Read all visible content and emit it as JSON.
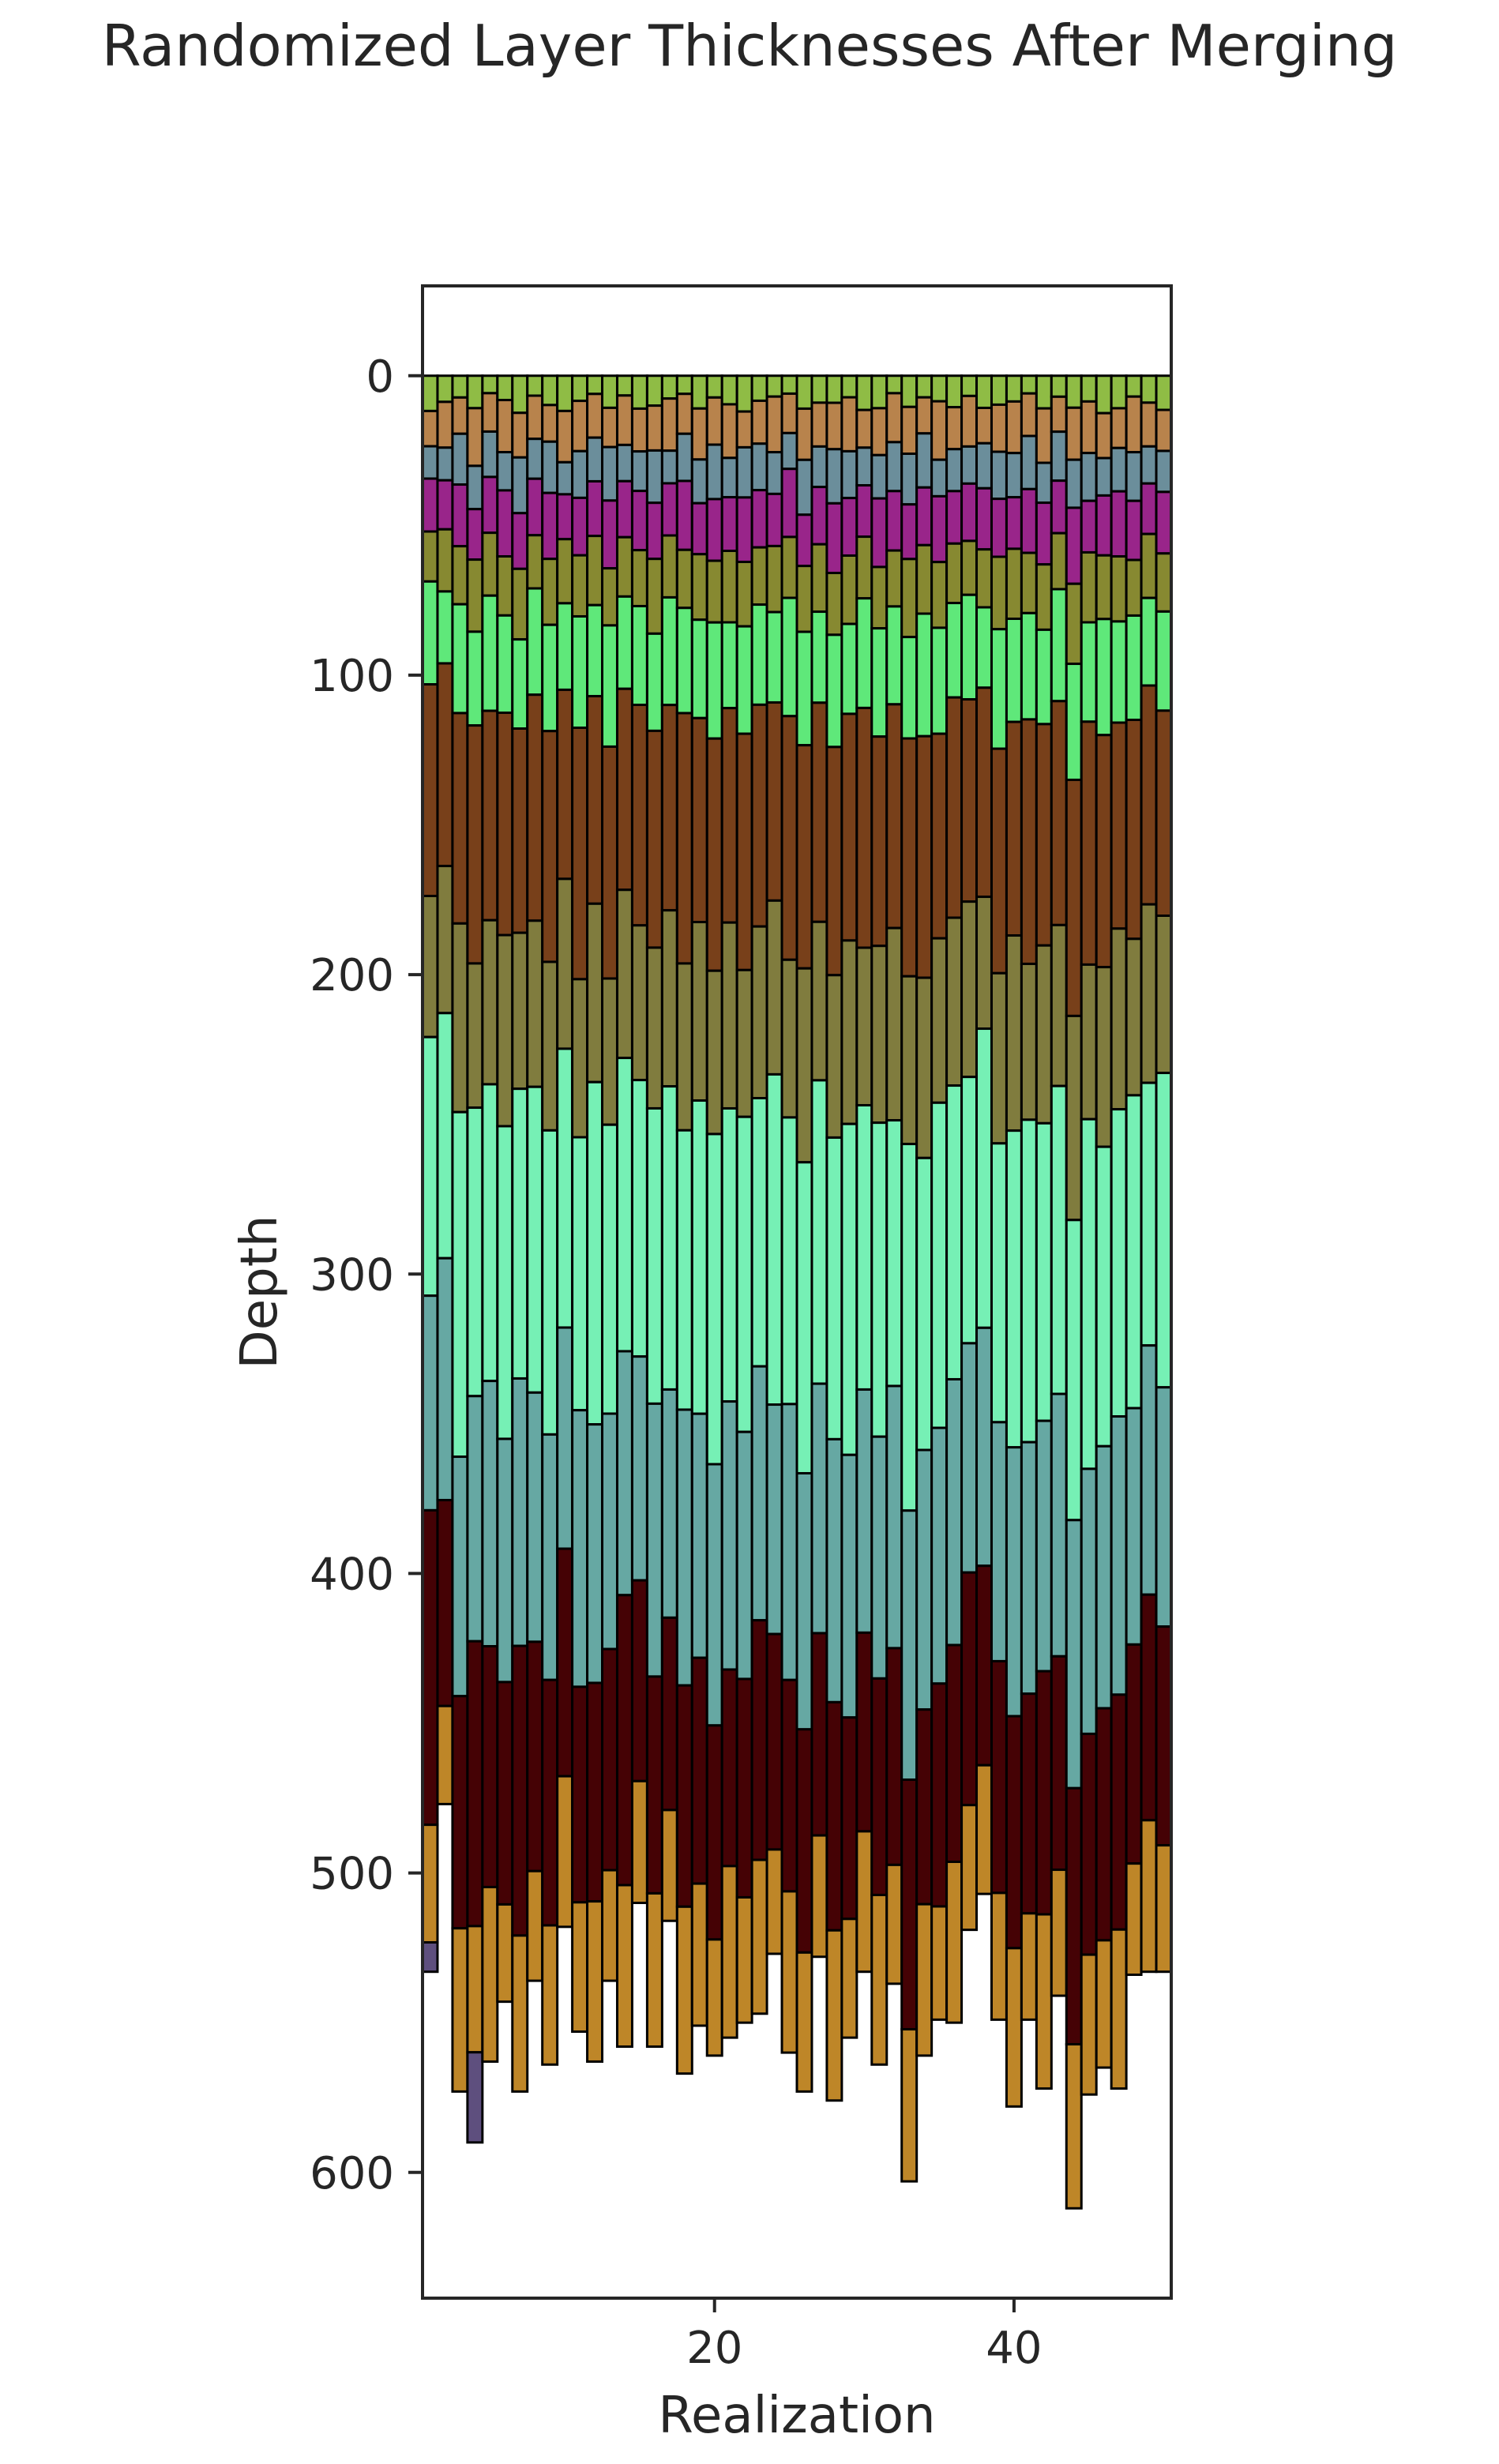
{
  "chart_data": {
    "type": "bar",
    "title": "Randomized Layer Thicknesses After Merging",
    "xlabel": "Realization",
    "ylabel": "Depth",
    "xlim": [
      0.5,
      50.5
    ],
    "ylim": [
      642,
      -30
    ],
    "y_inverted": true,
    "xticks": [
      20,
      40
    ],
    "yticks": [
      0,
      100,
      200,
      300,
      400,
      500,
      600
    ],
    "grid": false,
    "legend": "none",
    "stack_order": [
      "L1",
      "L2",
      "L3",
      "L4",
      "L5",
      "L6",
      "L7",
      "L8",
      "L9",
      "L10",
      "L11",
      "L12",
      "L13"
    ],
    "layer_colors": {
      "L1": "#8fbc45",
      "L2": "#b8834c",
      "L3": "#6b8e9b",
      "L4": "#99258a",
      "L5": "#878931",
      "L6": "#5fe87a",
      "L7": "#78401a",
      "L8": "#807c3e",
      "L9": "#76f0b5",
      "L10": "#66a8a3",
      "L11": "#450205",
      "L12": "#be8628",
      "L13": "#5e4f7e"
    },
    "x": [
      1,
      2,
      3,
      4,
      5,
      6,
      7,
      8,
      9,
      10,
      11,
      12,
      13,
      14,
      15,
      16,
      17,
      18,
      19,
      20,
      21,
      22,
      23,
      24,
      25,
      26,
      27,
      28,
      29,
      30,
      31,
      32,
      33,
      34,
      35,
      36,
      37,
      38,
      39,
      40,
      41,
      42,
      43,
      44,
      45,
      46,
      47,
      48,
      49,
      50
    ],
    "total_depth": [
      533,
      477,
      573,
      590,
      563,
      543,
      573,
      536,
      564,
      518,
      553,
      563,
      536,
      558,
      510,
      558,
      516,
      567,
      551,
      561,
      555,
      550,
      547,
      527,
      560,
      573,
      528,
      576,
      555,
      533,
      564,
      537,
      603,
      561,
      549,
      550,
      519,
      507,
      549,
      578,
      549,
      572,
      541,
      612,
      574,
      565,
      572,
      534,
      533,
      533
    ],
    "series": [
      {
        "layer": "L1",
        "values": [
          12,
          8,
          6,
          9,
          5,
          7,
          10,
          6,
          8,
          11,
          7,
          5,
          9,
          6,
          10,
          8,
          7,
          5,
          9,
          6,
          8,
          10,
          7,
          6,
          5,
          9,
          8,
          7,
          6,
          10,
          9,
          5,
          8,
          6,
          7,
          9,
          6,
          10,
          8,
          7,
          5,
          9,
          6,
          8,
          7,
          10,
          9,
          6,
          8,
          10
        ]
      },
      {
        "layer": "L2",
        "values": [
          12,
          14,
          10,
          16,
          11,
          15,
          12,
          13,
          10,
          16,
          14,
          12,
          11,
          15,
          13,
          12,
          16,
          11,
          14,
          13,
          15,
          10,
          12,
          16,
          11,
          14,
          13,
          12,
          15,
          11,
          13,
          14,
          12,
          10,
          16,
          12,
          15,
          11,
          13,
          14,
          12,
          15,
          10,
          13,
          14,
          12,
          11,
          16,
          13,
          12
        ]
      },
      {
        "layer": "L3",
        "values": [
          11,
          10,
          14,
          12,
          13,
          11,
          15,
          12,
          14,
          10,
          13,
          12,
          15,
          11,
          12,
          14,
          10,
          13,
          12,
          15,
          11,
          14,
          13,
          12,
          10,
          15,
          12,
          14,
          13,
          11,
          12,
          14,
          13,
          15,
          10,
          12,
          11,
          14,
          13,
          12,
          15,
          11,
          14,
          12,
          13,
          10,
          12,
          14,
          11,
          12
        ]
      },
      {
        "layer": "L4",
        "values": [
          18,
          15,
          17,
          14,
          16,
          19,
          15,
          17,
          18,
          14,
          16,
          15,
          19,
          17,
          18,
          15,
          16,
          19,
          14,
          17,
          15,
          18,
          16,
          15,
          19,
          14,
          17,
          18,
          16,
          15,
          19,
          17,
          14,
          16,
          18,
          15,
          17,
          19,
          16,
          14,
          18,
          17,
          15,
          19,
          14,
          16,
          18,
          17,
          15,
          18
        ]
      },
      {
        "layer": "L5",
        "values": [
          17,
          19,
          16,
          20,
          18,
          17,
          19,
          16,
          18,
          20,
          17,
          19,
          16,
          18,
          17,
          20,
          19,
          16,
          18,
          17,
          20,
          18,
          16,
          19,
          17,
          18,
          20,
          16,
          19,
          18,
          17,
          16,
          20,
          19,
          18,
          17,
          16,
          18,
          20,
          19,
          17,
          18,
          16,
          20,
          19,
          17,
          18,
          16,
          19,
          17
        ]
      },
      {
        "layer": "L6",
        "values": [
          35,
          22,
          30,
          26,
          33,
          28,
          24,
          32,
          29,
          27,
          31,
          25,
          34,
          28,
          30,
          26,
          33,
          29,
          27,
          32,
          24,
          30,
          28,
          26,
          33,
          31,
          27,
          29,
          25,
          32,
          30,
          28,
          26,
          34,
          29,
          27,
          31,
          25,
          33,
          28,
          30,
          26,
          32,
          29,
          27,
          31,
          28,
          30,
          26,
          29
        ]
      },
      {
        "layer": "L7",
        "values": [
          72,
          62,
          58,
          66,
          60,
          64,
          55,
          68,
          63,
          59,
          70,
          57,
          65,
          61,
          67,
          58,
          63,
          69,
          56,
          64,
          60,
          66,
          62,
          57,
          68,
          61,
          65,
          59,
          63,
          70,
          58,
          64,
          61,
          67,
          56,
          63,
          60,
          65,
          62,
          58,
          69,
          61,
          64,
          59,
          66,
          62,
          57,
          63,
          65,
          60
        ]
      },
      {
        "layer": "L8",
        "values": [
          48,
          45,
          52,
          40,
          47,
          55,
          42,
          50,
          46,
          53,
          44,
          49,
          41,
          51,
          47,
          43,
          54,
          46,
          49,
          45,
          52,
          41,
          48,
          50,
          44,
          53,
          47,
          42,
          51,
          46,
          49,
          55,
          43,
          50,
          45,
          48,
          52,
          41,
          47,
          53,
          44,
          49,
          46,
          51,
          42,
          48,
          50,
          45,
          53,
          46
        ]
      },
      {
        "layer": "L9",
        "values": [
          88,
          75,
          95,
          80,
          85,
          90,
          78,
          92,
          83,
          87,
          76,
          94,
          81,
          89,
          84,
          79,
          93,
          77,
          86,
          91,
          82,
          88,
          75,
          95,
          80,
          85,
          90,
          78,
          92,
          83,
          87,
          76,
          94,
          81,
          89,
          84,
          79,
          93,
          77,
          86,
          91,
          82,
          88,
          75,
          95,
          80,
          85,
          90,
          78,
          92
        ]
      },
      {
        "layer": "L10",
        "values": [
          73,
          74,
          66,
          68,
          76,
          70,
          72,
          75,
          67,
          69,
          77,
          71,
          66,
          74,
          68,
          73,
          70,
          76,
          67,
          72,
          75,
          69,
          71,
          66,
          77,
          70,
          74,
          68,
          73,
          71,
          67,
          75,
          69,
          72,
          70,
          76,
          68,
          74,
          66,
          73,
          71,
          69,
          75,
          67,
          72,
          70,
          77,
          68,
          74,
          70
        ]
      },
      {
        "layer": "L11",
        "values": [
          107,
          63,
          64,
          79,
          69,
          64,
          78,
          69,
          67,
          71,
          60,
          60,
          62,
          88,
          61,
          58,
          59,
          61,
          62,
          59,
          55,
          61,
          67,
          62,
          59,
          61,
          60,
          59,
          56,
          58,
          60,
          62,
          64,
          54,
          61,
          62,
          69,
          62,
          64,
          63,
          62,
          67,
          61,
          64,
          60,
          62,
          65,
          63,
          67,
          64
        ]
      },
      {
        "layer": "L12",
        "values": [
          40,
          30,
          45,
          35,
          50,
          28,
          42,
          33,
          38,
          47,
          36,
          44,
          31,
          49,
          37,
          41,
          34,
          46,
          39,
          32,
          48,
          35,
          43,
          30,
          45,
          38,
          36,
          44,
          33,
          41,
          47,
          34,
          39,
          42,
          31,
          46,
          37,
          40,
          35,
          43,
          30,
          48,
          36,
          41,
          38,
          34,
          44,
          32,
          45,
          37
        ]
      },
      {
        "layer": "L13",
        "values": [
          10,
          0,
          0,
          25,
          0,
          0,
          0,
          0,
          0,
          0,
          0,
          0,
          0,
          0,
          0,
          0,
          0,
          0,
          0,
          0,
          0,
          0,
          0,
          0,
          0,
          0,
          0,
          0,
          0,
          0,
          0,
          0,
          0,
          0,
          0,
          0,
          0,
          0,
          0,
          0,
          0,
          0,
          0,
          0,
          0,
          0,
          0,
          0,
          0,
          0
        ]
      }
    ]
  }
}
...
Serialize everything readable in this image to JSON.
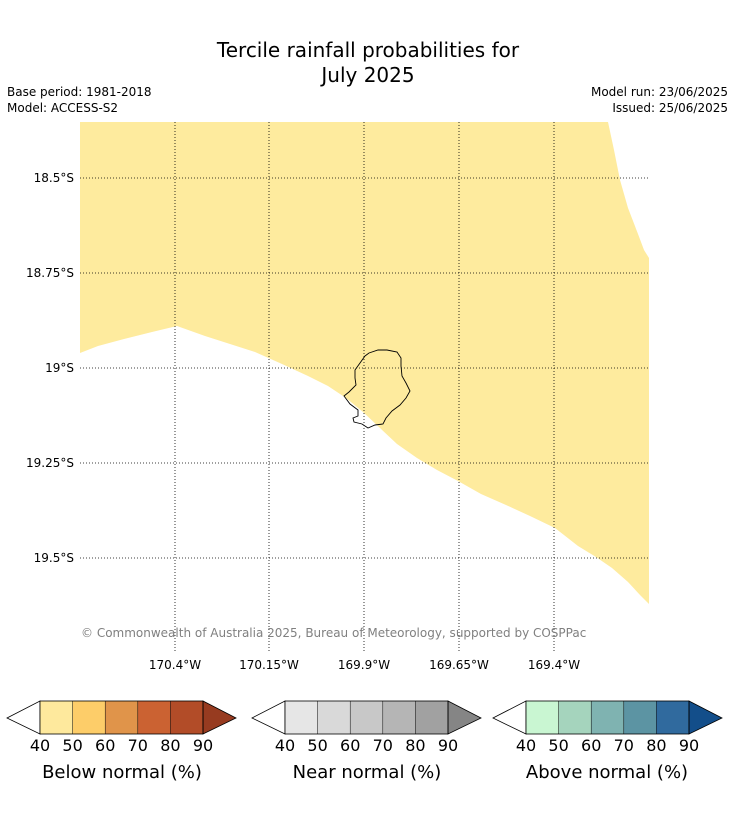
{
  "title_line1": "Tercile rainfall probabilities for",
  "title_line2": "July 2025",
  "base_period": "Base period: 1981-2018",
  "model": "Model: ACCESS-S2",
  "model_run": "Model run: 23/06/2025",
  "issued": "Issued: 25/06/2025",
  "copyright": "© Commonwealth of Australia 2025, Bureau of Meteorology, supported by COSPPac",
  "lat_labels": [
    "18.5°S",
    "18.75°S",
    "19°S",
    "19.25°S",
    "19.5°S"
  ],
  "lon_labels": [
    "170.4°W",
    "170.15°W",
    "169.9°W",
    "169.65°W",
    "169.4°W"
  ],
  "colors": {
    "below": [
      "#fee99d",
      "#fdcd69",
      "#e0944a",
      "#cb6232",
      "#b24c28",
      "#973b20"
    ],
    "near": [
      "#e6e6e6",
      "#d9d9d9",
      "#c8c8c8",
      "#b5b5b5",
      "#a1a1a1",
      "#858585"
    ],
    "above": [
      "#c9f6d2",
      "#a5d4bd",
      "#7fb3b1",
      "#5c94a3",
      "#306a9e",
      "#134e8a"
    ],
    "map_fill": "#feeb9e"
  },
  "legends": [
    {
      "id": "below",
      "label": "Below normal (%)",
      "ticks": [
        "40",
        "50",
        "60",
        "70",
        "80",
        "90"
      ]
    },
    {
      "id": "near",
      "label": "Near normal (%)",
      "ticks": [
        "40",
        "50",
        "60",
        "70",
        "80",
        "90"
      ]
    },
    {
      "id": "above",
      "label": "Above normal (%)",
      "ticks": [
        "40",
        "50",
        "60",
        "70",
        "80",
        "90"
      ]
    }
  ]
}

> _Directions for this task_: Indicate how many lines of the material include the word "JSON"; the number alone is required.

> _Response to the task_: 2